**Brief**
Count every line of these entries that holds the word "imaginary", and reply with the number only.

**Exercise material**
_ _ _ _
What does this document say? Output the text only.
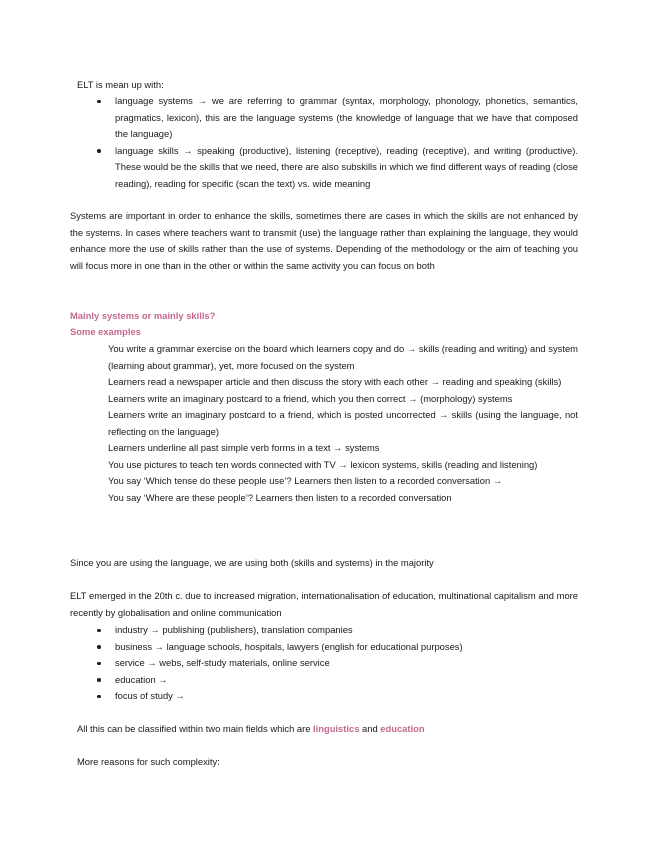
ELT is mean up with:

language systems → we are referring to grammar (syntax, morphology, phonology, phonetics, semantics, pragmatics, lexicon), this are the language systems (the knowledge of language that we have that composed the language)
language skills → speaking (productive), listening (receptive), reading (receptive), and writing (productive). These would be the skills that we need, there are also subskills in which we find different ways of reading (close reading), reading for specific (scan the text) vs. wide meaning

Systems are important in order to enhance the skills, sometimes there are cases in which the skills are not enhanced by the systems. In cases where teachers want to transmit (use) the language rather than explaining the language, they would enhance more the use of skills rather than the use of systems. Depending of the methodology or the aim of teaching you will focus more in one than in the other or within the same activity you can focus on both

Mainly systems or mainly skills?
Some examples
You write a grammar exercise on the board which learners copy and do → skills (reading and writing) and system (learning about grammar), yet, more focused on the system
Learners read a newspaper article and then discuss the story with each other → reading and speaking (skills)
Learners write an imaginary postcard to a friend, which you then correct → (morphology) systems
Learners write an imaginary postcard to a friend, which is posted uncorrected → skills (using the language, not reflecting on the language)
Learners underline all past simple verb forms in a text → systems
You use pictures to teach ten words connected with TV → lexicon systems, skills (reading and listening)
You say ‘Which tense do these people use’? Learners then listen to a recorded conversation →
You say ‘Where are these people’? Learners then listen to a recorded conversation

Since you are using the language, we are using both (skills and systems) in the majority

ELT emerged in the 20th c. due to increased migration, internationalisation of education, multinational capitalism and more recently by globalisation and online communication

industry → publishing (publishers), translation companies
business → language schools, hospitals, lawyers (english for educational purposes)
service → webs, self-study materials, online service
education →
focus of study →

All this can be classified within two main fields which are linguistics and education

More reasons for such complexity:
_ _ _ _
**Response**
2